▼

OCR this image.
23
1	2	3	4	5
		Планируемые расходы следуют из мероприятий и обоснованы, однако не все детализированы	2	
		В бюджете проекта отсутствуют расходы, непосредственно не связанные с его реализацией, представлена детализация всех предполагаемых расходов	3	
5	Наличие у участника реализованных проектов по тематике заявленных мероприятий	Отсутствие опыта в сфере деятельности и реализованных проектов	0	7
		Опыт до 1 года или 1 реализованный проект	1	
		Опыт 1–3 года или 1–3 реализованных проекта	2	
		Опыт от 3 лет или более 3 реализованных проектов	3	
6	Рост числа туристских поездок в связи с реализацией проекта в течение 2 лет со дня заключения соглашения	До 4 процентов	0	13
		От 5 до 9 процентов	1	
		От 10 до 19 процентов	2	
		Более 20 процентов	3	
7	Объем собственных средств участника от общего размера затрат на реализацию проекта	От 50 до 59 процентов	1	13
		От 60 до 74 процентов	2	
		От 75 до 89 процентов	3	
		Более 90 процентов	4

▲
▼

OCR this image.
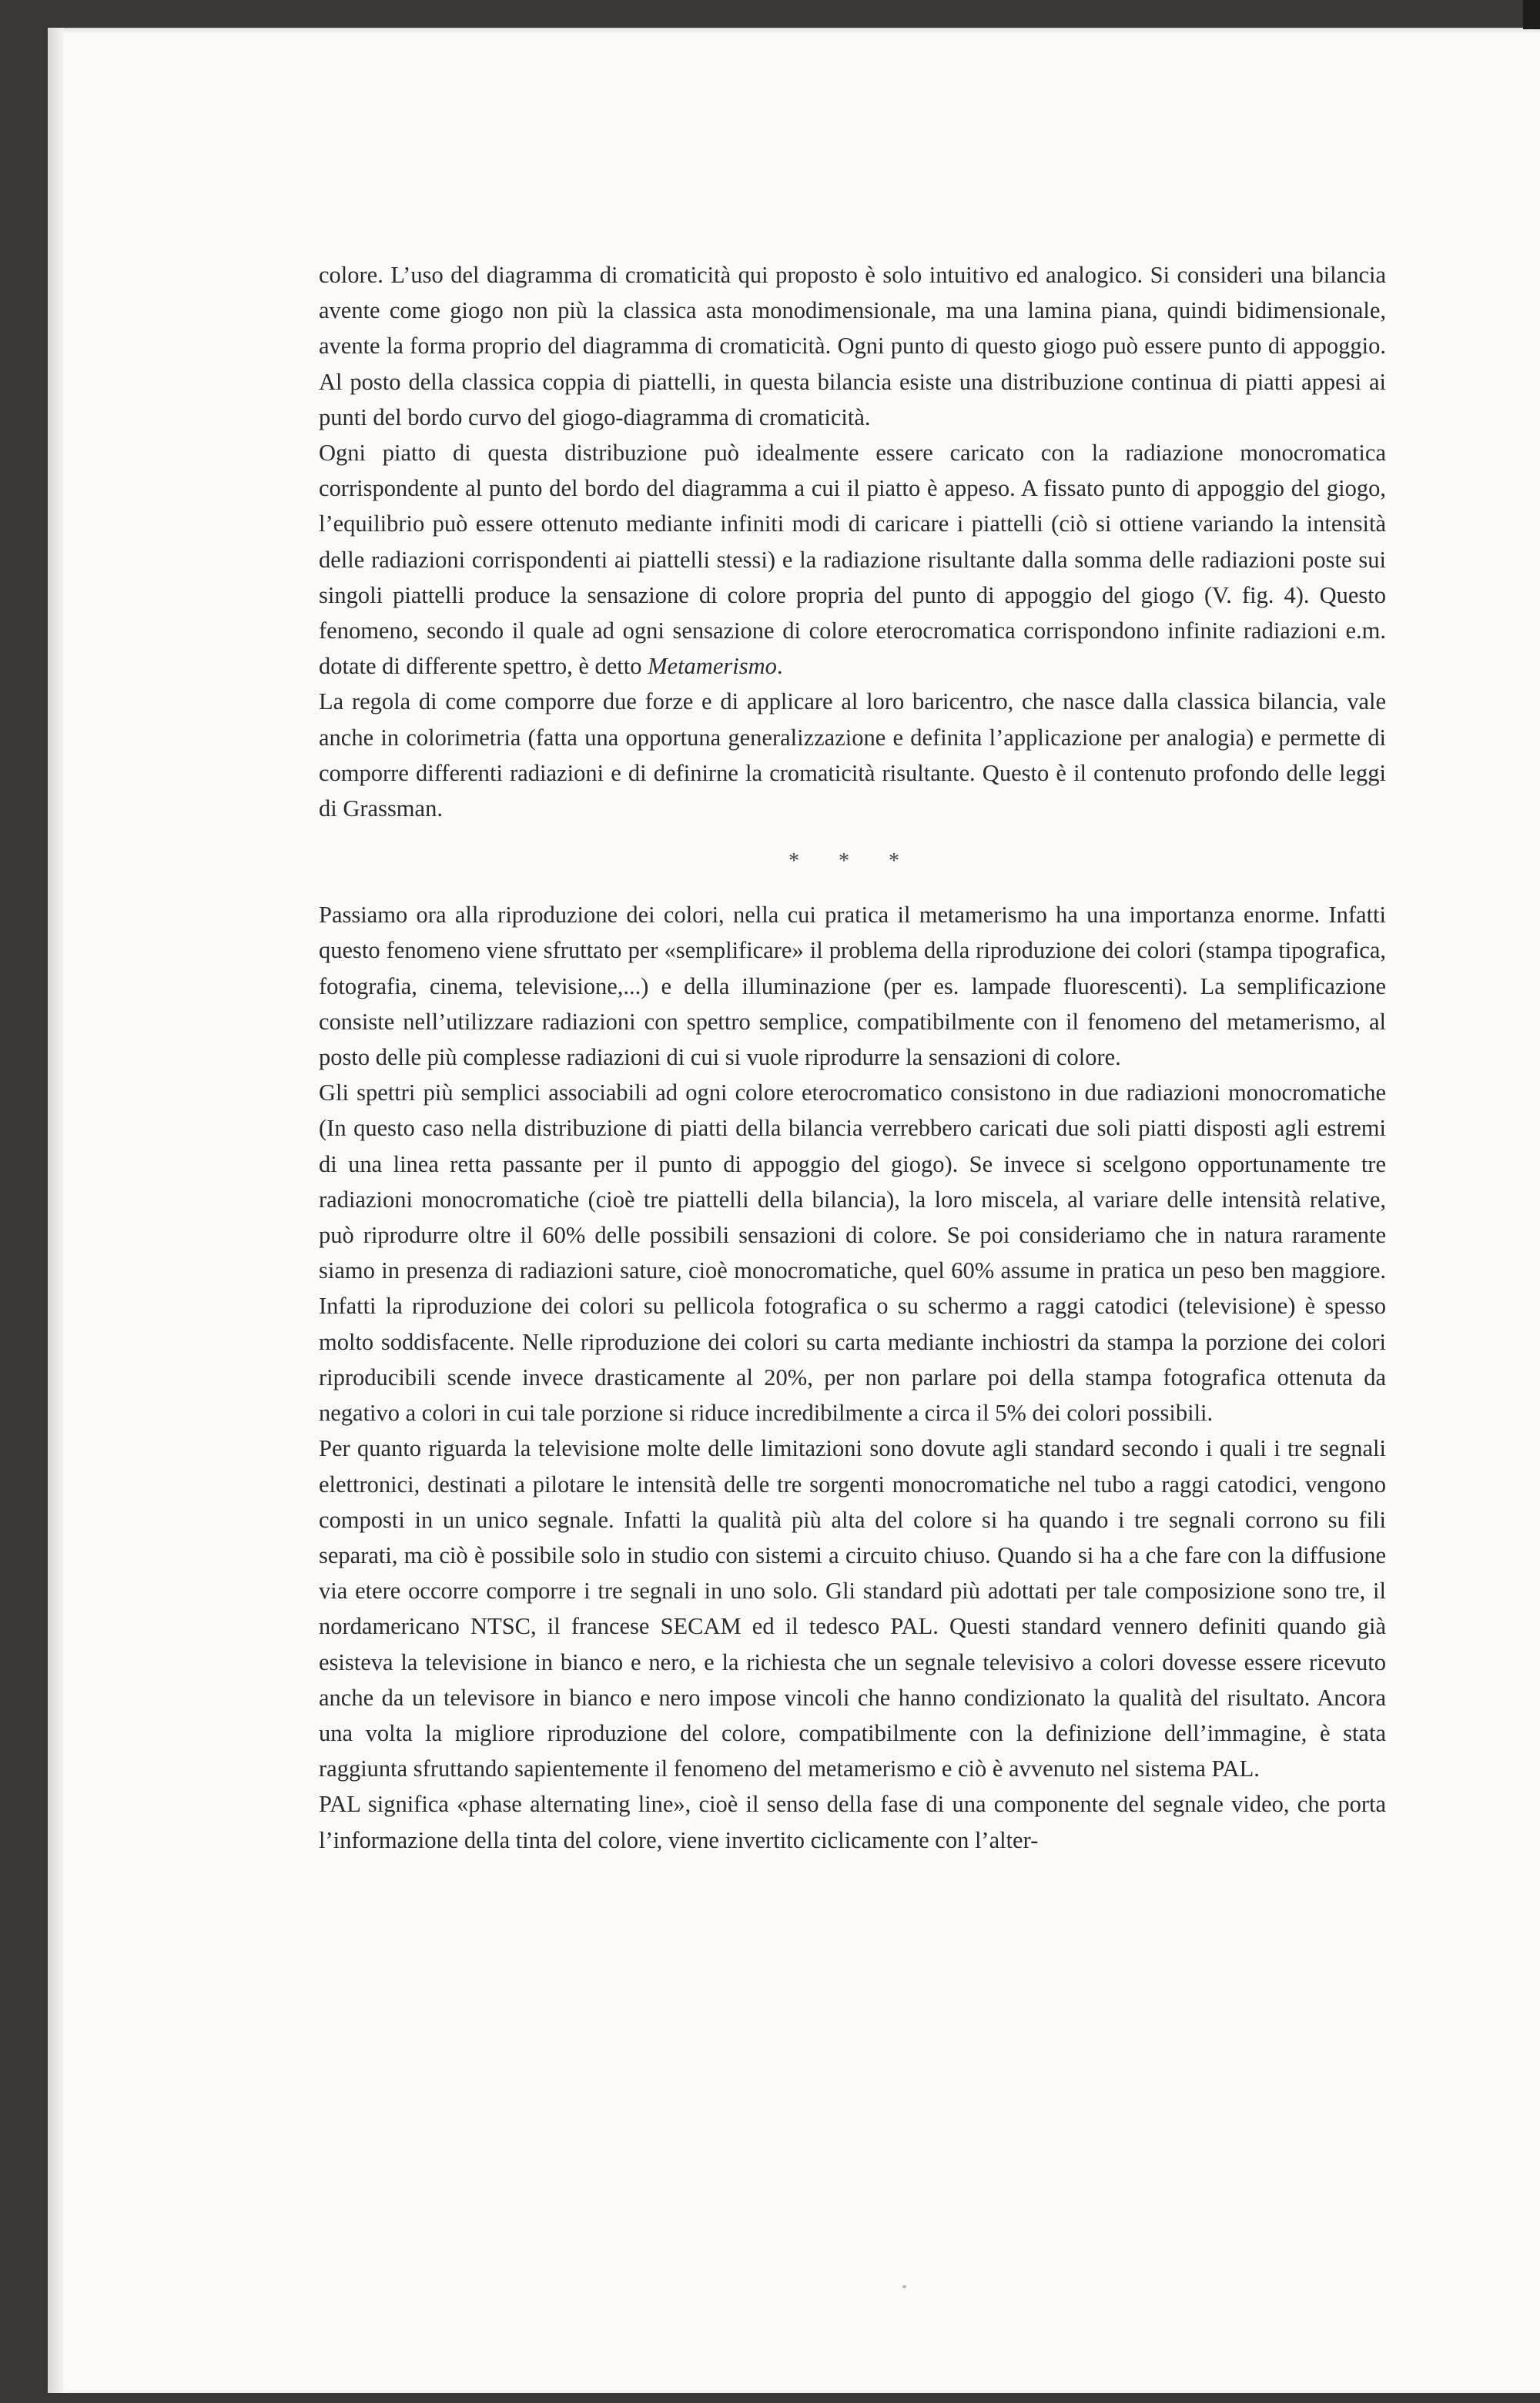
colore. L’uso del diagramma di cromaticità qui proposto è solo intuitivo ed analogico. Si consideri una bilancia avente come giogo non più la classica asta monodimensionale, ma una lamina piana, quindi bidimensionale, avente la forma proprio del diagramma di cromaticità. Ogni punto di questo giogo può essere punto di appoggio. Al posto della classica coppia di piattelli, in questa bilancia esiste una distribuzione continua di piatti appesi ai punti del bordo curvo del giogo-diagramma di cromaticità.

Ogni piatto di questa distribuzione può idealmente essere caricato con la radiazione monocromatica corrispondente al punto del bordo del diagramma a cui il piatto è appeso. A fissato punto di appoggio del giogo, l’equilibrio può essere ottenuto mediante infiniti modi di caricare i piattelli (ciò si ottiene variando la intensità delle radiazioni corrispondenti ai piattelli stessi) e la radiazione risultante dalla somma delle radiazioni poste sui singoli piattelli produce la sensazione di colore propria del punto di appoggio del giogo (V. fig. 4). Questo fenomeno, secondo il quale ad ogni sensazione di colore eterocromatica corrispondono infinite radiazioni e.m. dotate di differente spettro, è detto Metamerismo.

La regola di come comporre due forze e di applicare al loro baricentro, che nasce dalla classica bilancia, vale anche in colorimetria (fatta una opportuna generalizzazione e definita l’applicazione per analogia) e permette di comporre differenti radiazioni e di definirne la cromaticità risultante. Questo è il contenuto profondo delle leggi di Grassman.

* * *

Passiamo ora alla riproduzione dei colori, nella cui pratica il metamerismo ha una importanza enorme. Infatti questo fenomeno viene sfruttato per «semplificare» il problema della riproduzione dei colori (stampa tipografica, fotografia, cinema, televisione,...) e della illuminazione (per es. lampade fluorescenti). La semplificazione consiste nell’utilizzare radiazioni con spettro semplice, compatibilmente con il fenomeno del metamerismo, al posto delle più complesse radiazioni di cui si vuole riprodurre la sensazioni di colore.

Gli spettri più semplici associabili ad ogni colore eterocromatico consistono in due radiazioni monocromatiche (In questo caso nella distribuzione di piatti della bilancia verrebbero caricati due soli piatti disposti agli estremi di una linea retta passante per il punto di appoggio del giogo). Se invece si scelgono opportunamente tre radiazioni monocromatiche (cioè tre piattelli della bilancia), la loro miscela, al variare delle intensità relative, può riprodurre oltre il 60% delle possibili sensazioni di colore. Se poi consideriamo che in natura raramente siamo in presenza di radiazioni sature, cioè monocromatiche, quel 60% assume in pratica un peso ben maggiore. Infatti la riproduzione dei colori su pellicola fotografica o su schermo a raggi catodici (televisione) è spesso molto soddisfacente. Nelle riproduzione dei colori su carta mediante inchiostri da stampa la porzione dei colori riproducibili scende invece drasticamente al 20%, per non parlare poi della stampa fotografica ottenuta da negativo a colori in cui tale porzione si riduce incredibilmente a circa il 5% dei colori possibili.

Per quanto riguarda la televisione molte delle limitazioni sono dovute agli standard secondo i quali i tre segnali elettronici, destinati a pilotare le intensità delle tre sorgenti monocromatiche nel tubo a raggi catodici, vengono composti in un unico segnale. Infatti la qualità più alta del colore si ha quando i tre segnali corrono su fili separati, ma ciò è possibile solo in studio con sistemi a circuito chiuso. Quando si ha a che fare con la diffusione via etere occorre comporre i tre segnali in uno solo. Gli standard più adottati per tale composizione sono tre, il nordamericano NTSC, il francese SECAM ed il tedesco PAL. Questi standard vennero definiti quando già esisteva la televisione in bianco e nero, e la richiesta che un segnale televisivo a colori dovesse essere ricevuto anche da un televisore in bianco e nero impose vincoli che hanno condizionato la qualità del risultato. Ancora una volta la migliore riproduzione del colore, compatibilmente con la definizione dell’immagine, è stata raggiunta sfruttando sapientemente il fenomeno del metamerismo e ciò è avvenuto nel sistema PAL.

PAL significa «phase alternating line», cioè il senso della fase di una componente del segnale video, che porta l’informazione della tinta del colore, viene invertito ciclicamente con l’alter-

▲

*BRIEF*: Each line in the entries above that includes the string "проекта" should be extracted.

*EXERCISE ANSWER*:
		В бюджете проекта отсутствуют расходы, непосредственно не связанные с его реализацией, представлена детализация всех предполагаемых расходов	3	
		Опыт 1–3 года или 1–3 реализованных проекта	2	
6	Рост числа туристских поездок в связи с реализацией проекта в течение 2 лет со дня заключения соглашения	До 4 процентов	0	13
7	Объем собственных средств участника от общего размера затрат на реализацию проекта	От 50 до 59 процентов	1	13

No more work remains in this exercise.